* _Directions for this task_
Locate all lines with the word "газоразрядных" and copy them out.

* _Provided records_
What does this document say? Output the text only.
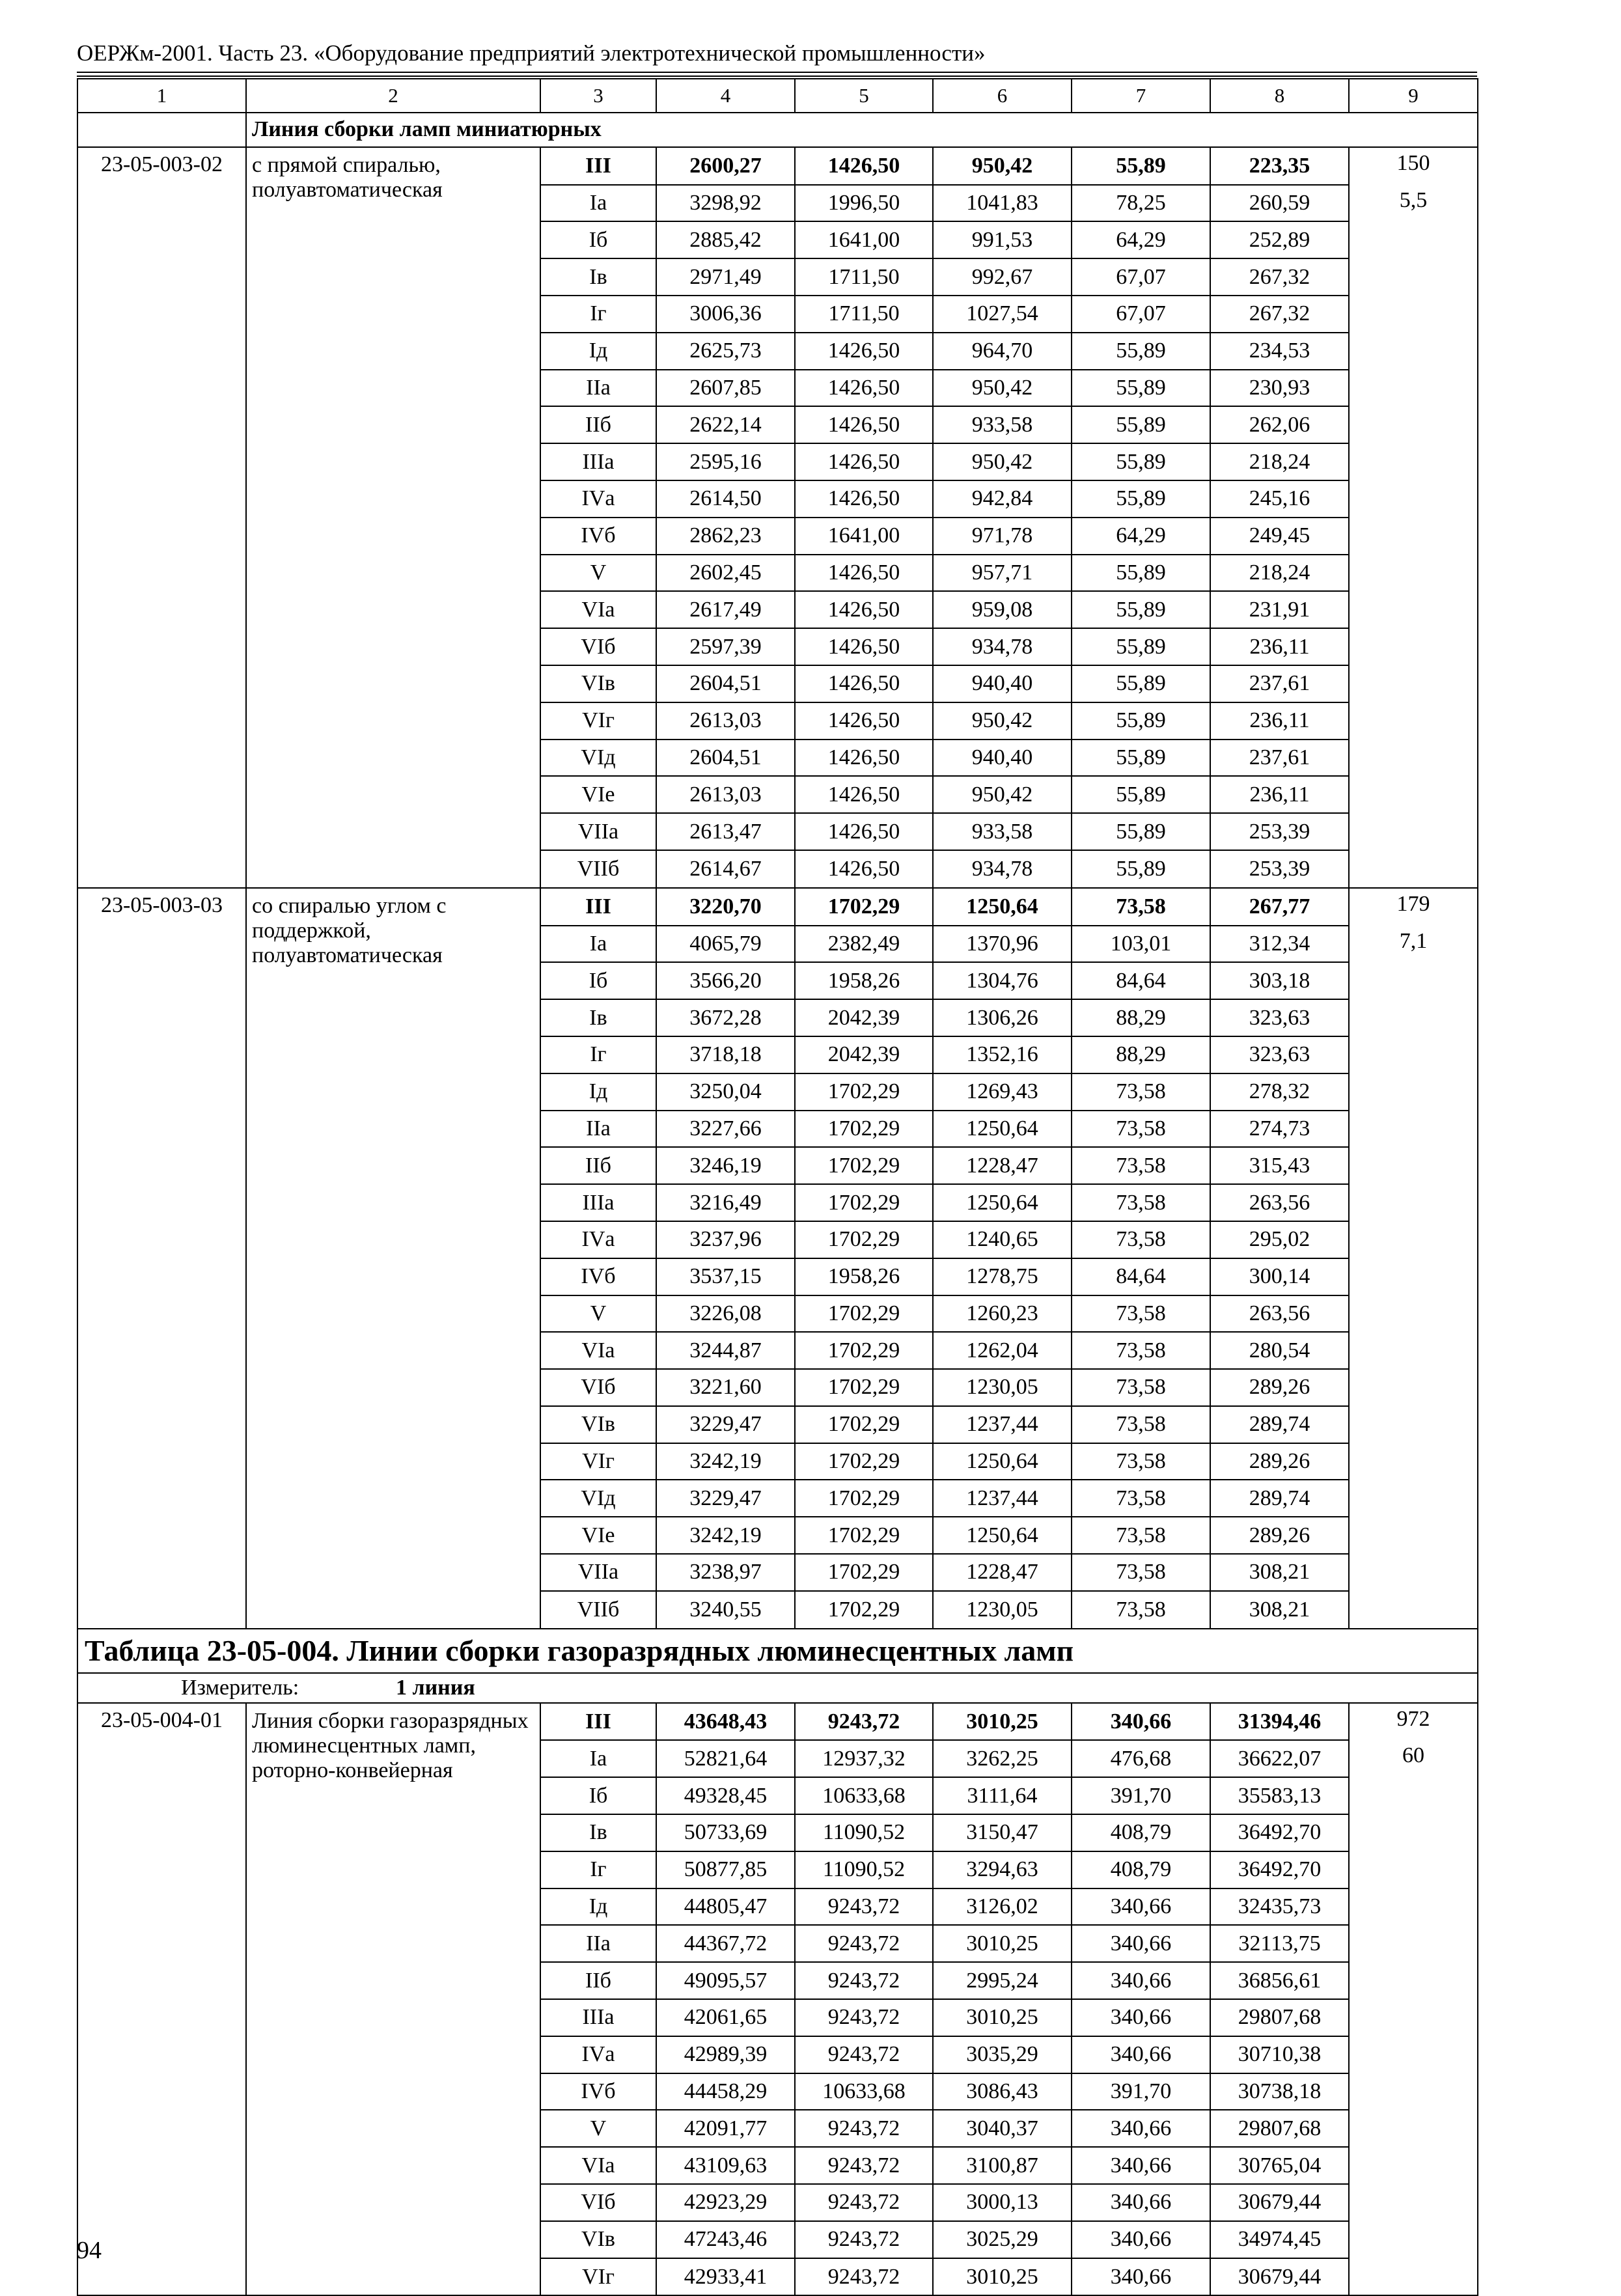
ОЕРЖм-2001. Часть 23. «Оборудование предприятий электротехнической промышленности»
1	2	3	4	5	6	7	8	9
	Линия сборки ламп миниатюрных							
23-05-003-02	с прямой спиралью, полуавтоматическая	III	2600,27	1426,50	950,42	55,89	223,35	150
		Iа	3298,92	1996,50	1041,83	78,25	260,59	5,5
		Iб	2885,42	1641,00	991,53	64,29	252,89	
		Iв	2971,49	1711,50	992,67	67,07	267,32	
		Iг	3006,36	1711,50	1027,54	67,07	267,32	
		Iд	2625,73	1426,50	964,70	55,89	234,53	
		IIа	2607,85	1426,50	950,42	55,89	230,93	
		IIб	2622,14	1426,50	933,58	55,89	262,06	
		IIIа	2595,16	1426,50	950,42	55,89	218,24	
		IVа	2614,50	1426,50	942,84	55,89	245,16	
		IVб	2862,23	1641,00	971,78	64,29	249,45	
		V	2602,45	1426,50	957,71	55,89	218,24	
		VIа	2617,49	1426,50	959,08	55,89	231,91	
		VIб	2597,39	1426,50	934,78	55,89	236,11	
		VIв	2604,51	1426,50	940,40	55,89	237,61	
		VIг	2613,03	1426,50	950,42	55,89	236,11	
		VIд	2604,51	1426,50	940,40	55,89	237,61	
		VIе	2613,03	1426,50	950,42	55,89	236,11	
		VIIа	2613,47	1426,50	933,58	55,89	253,39	
		VIIб	2614,67	1426,50	934,78	55,89	253,39	
23-05-003-03	со спиралью углом с поддержкой, полуавтоматическая	III	3220,70	1702,29	1250,64	73,58	267,77	179
		Iа	4065,79	2382,49	1370,96	103,01	312,34	7,1
		Iб	3566,20	1958,26	1304,76	84,64	303,18	
		Iв	3672,28	2042,39	1306,26	88,29	323,63	
		Iг	3718,18	2042,39	1352,16	88,29	323,63	
		Iд	3250,04	1702,29	1269,43	73,58	278,32	
		IIа	3227,66	1702,29	1250,64	73,58	274,73	
		IIб	3246,19	1702,29	1228,47	73,58	315,43	
		IIIа	3216,49	1702,29	1250,64	73,58	263,56	
		IVа	3237,96	1702,29	1240,65	73,58	295,02	
		IVб	3537,15	1958,26	1278,75	84,64	300,14	
		V	3226,08	1702,29	1260,23	73,58	263,56	
		VIа	3244,87	1702,29	1262,04	73,58	280,54	
		VIб	3221,60	1702,29	1230,05	73,58	289,26	
		VIв	3229,47	1702,29	1237,44	73,58	289,74	
		VIг	3242,19	1702,29	1250,64	73,58	289,26	
		VIд	3229,47	1702,29	1237,44	73,58	289,74	
		VIе	3242,19	1702,29	1250,64	73,58	289,26	
		VIIа	3238,97	1702,29	1228,47	73,58	308,21	
		VIIб	3240,55	1702,29	1230,05	73,58	308,21	
Таблица 23-05-004. Линии сборки газоразрядных люминесцентных ламп								
Измеритель: 1 линия								
23-05-004-01	Линия сборки газоразрядных люминесцентных ламп, роторно-конвейерная	III	43648,43	9243,72	3010,25	340,66	31394,46	972
		Iа	52821,64	12937,32	3262,25	476,68	36622,07	60
		Iб	49328,45	10633,68	3111,64	391,70	35583,13	
		Iв	50733,69	11090,52	3150,47	408,79	36492,70	
		Iг	50877,85	11090,52	3294,63	408,79	36492,70	
		Iд	44805,47	9243,72	3126,02	340,66	32435,73	
		IIа	44367,72	9243,72	3010,25	340,66	32113,75	
		IIб	49095,57	9243,72	2995,24	340,66	36856,61	
		IIIа	42061,65	9243,72	3010,25	340,66	29807,68	
		IVа	42989,39	9243,72	3035,29	340,66	30710,38	
		IVб	44458,29	10633,68	3086,43	391,70	30738,18	
		V	42091,77	9243,72	3040,37	340,66	29807,68	
		VIа	43109,63	9243,72	3100,87	340,66	30765,04	
		VIб	42923,29	9243,72	3000,13	340,66	30679,44	
		VIв	47243,46	9243,72	3025,29	340,66	34974,45	
		VIг	42933,41	9243,72	3010,25	340,66	30679,44	
94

* _Completed exercise_
Таблица 23-05-004. Линии сборки газоразрядных люминесцентных ламп								
23-05-004-01	Линия сборки газоразрядных люминесцентных ламп, роторно-конвейерная	III	43648,43	9243,72	3010,25	340,66	31394,46	972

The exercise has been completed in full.